>> Begin Input for this task
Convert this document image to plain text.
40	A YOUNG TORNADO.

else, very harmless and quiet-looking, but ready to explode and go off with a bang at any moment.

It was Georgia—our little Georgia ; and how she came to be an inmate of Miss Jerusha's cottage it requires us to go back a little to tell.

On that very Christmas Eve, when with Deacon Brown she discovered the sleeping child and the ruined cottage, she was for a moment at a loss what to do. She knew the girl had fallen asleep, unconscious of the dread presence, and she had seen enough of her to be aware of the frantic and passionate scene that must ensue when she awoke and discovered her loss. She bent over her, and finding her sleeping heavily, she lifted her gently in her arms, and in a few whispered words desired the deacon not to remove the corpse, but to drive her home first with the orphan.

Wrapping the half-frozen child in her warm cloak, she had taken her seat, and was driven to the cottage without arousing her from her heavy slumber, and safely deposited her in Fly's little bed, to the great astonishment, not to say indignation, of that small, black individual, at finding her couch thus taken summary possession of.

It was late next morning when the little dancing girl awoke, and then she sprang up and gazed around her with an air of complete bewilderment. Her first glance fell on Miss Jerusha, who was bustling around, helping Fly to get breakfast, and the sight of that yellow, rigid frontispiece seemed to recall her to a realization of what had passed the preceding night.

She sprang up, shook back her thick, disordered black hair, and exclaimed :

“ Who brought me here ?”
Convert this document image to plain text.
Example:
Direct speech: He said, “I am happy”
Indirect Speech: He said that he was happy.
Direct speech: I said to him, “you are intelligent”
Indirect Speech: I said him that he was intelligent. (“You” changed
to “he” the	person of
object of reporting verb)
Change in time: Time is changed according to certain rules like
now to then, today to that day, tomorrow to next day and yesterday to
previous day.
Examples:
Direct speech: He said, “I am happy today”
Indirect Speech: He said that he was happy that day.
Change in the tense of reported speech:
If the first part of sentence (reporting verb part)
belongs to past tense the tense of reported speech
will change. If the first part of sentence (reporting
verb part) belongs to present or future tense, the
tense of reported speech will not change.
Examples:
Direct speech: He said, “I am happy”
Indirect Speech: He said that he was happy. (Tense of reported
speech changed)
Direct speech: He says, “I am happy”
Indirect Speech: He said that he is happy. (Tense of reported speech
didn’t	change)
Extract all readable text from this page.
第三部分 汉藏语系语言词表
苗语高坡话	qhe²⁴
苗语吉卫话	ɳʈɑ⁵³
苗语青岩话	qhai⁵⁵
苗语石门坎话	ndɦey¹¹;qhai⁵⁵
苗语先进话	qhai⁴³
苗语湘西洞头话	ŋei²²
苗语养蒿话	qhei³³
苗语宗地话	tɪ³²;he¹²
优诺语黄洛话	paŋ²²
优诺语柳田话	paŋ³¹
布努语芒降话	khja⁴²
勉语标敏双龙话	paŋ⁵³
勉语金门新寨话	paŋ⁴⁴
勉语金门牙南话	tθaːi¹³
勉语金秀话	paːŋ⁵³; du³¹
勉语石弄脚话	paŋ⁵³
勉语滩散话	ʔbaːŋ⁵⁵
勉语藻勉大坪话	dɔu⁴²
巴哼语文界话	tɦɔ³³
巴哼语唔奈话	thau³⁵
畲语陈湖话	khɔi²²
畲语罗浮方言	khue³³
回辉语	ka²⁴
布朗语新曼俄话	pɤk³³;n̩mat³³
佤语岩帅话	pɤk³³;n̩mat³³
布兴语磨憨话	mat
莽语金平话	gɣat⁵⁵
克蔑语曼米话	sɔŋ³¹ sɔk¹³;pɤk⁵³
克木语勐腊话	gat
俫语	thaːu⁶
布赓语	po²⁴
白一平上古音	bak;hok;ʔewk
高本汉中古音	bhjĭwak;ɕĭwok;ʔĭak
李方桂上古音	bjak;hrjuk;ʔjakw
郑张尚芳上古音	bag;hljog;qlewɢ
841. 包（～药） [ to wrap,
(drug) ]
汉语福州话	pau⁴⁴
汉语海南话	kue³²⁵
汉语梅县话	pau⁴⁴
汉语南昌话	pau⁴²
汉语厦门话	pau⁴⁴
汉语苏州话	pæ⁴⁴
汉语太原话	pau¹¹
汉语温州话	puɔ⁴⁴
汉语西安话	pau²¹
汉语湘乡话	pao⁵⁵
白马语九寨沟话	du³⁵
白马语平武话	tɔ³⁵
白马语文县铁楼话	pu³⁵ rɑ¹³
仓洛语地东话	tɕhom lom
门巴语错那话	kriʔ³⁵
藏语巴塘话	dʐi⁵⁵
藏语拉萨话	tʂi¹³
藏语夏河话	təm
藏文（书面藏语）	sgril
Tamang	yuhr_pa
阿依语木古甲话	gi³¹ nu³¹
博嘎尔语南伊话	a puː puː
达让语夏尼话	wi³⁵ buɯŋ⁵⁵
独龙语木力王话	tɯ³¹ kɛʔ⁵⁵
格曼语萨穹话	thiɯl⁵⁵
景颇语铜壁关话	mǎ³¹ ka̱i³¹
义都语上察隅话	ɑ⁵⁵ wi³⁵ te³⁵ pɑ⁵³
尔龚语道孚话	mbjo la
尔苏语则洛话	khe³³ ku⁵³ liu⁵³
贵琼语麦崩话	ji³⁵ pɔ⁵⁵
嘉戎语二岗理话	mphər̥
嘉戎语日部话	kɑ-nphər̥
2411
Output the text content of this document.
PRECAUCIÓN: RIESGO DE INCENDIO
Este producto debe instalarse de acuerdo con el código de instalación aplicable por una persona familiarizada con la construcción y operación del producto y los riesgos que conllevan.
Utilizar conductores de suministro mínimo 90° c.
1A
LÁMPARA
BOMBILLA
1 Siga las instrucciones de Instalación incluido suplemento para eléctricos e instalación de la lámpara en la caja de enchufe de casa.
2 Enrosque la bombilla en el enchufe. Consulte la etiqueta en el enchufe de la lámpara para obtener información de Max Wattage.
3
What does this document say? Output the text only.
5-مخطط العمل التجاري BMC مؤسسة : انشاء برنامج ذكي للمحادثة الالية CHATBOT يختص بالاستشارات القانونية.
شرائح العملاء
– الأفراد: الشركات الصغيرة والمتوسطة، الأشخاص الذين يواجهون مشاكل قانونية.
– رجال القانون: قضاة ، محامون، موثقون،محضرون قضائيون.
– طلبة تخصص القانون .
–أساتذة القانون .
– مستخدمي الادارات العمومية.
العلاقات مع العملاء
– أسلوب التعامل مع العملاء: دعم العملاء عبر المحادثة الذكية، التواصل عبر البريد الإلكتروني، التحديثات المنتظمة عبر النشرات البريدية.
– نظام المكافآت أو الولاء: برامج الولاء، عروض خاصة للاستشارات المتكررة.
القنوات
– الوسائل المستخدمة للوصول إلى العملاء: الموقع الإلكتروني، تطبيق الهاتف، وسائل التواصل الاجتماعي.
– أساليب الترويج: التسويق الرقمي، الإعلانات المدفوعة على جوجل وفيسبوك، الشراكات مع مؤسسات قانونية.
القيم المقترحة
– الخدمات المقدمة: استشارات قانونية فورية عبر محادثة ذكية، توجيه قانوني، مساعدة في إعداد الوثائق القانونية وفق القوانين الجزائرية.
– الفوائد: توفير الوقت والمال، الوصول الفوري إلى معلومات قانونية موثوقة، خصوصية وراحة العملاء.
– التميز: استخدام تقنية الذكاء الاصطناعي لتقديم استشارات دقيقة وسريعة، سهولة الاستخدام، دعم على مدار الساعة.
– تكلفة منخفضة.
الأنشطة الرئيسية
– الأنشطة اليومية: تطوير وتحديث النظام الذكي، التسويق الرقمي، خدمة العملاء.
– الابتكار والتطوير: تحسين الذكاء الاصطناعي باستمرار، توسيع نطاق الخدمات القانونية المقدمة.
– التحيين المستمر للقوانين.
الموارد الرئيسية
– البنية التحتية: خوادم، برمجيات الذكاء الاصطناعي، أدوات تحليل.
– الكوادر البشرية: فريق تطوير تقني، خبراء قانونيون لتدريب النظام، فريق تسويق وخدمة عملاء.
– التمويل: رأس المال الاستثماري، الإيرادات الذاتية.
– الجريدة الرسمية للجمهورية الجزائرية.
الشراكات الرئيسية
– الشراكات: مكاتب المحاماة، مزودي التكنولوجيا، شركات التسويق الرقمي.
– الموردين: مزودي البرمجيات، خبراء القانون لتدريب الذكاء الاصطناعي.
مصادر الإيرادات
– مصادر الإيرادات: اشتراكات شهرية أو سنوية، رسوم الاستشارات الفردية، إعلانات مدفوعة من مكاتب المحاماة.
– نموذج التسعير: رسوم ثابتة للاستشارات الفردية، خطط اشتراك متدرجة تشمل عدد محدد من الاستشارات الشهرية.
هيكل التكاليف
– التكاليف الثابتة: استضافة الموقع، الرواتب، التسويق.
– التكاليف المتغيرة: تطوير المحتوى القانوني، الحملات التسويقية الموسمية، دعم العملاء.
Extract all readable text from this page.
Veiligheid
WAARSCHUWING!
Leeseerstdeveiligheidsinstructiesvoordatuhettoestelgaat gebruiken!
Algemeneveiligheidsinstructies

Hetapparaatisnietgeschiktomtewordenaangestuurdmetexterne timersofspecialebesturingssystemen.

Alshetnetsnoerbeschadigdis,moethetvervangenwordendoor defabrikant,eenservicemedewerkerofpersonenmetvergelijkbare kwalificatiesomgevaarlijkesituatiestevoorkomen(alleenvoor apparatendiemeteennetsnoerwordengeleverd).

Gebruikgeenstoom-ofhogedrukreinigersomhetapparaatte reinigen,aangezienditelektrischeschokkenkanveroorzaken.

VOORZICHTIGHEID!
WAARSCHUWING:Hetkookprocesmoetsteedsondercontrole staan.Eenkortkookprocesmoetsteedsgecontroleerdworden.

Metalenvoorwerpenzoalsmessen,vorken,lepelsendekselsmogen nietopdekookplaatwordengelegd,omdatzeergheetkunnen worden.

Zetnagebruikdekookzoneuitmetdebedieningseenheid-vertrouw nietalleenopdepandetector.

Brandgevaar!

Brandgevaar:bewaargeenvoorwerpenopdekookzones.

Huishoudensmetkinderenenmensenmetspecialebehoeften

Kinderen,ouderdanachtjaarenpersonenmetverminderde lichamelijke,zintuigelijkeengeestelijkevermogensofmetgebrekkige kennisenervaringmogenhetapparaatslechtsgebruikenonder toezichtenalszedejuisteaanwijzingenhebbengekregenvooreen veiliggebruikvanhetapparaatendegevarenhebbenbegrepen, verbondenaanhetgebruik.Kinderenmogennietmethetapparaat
>> End Input for this task
Requirement:
In the entries above, find each line with the word "back" and copy it.

Problem solution:
It was Georgia—our little Georgia ; and how she came to be an inmate of Miss Jerusha's cottage it requires us to go back a little to tell.
She sprang up, shook back her thick, disordered black hair, and exclaimed :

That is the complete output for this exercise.